Dataset items:
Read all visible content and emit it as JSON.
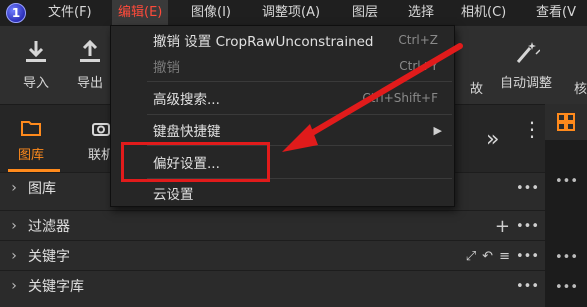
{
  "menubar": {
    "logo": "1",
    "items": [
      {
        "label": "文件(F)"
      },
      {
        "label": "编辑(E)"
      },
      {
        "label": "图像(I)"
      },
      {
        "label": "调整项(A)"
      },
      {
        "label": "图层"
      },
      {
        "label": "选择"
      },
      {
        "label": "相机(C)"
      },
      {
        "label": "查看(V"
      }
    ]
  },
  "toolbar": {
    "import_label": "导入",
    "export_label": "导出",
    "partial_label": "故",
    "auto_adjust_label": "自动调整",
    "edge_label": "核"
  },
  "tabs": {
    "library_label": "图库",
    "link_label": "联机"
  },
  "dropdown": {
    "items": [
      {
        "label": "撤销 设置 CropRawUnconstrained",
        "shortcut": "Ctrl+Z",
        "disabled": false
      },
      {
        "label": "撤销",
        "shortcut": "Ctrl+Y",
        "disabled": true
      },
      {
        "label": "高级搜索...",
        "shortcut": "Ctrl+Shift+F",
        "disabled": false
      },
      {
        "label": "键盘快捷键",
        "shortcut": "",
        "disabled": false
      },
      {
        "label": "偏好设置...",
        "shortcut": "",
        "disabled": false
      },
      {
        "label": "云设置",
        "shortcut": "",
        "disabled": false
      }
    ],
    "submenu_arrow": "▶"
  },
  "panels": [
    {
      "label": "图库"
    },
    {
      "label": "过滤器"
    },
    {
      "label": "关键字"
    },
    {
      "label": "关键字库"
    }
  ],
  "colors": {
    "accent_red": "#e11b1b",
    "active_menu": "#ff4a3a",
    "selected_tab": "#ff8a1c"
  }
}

---

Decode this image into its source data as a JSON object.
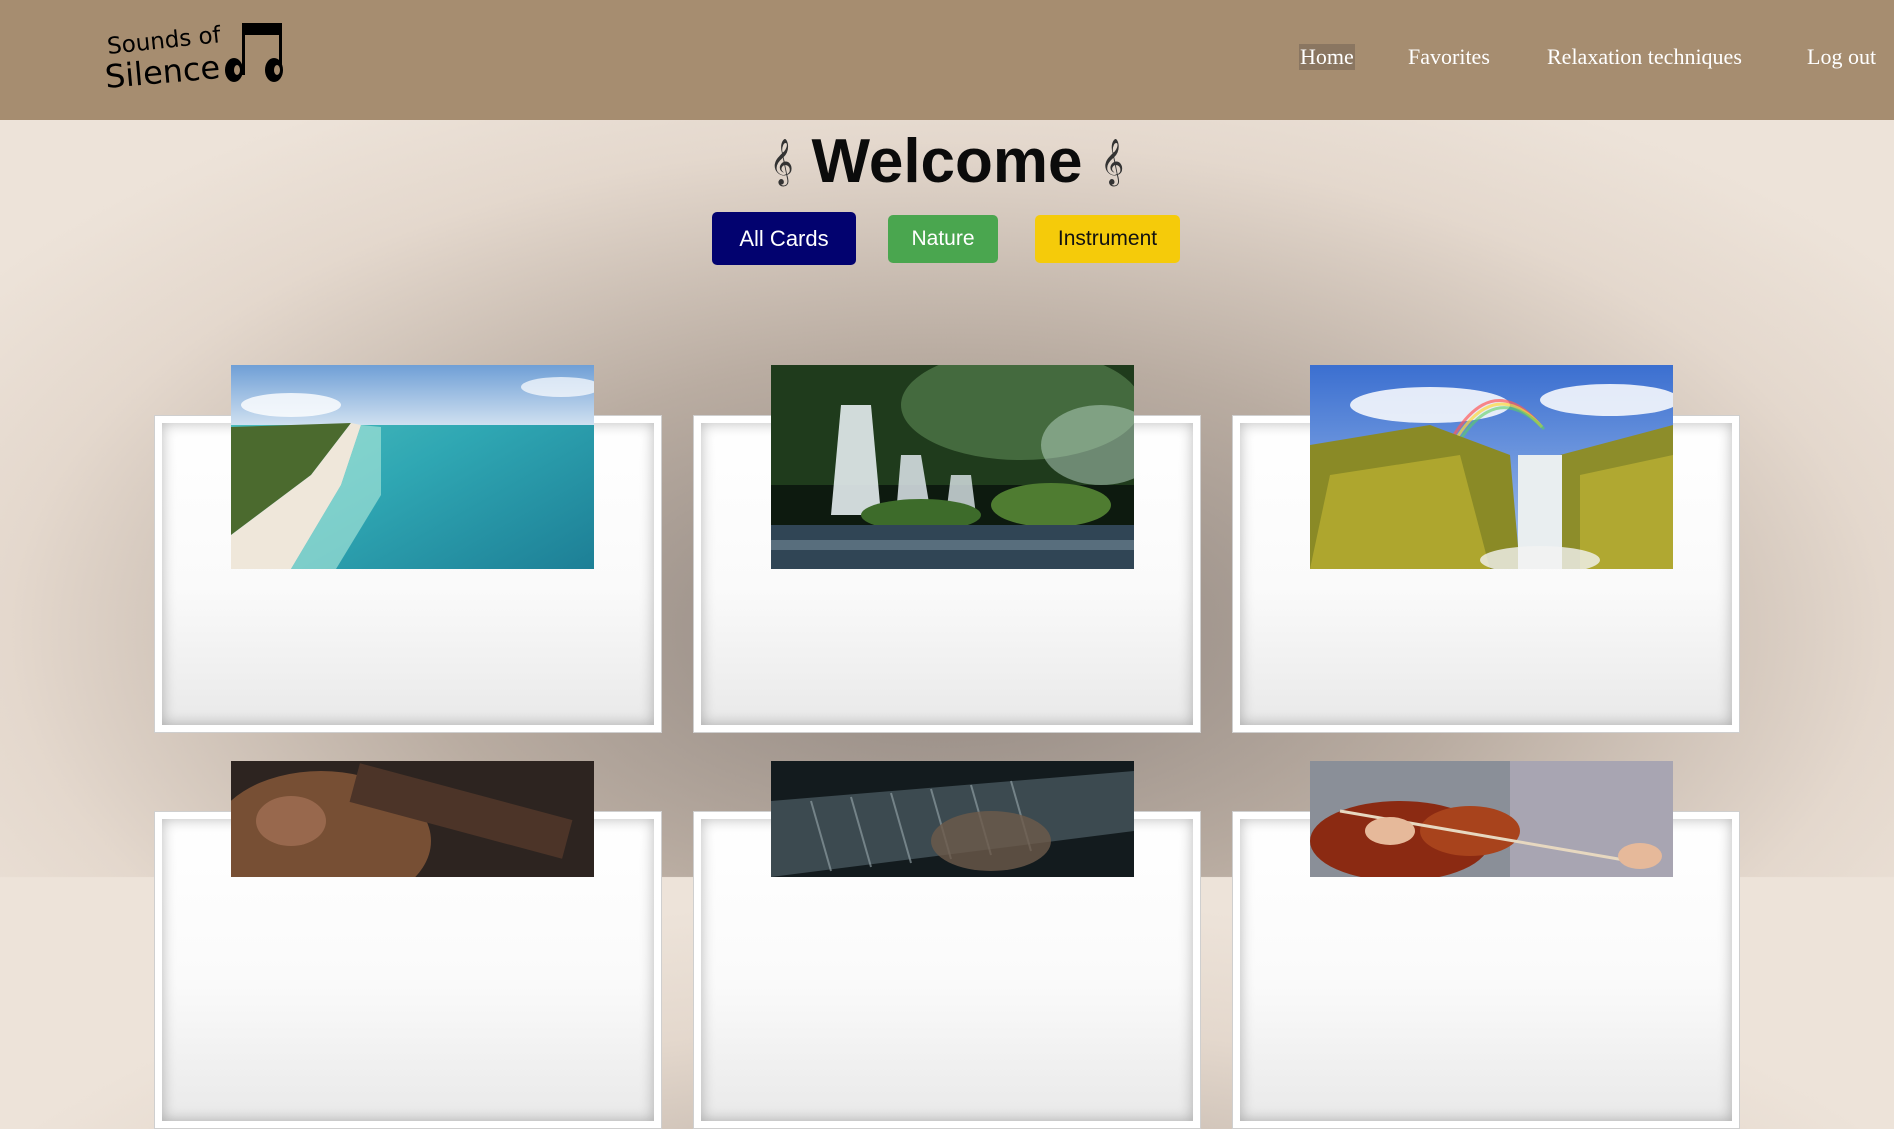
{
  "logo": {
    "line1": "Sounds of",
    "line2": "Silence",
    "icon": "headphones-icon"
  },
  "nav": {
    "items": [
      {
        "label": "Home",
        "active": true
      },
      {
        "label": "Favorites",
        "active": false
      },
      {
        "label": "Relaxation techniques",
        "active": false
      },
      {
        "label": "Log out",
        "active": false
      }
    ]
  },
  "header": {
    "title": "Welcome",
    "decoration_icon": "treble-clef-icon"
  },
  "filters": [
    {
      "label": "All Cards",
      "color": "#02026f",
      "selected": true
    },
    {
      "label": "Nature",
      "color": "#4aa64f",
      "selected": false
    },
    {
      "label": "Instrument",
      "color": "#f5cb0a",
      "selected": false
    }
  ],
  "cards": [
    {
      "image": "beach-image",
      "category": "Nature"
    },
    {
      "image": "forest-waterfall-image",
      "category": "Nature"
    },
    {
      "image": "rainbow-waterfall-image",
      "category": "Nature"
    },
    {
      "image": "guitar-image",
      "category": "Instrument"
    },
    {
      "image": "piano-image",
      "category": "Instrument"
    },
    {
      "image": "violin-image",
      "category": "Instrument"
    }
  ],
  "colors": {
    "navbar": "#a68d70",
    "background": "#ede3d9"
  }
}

## Aim
Give the count of lines in the records that contain "Ctrl", and no other text.

## The reply
3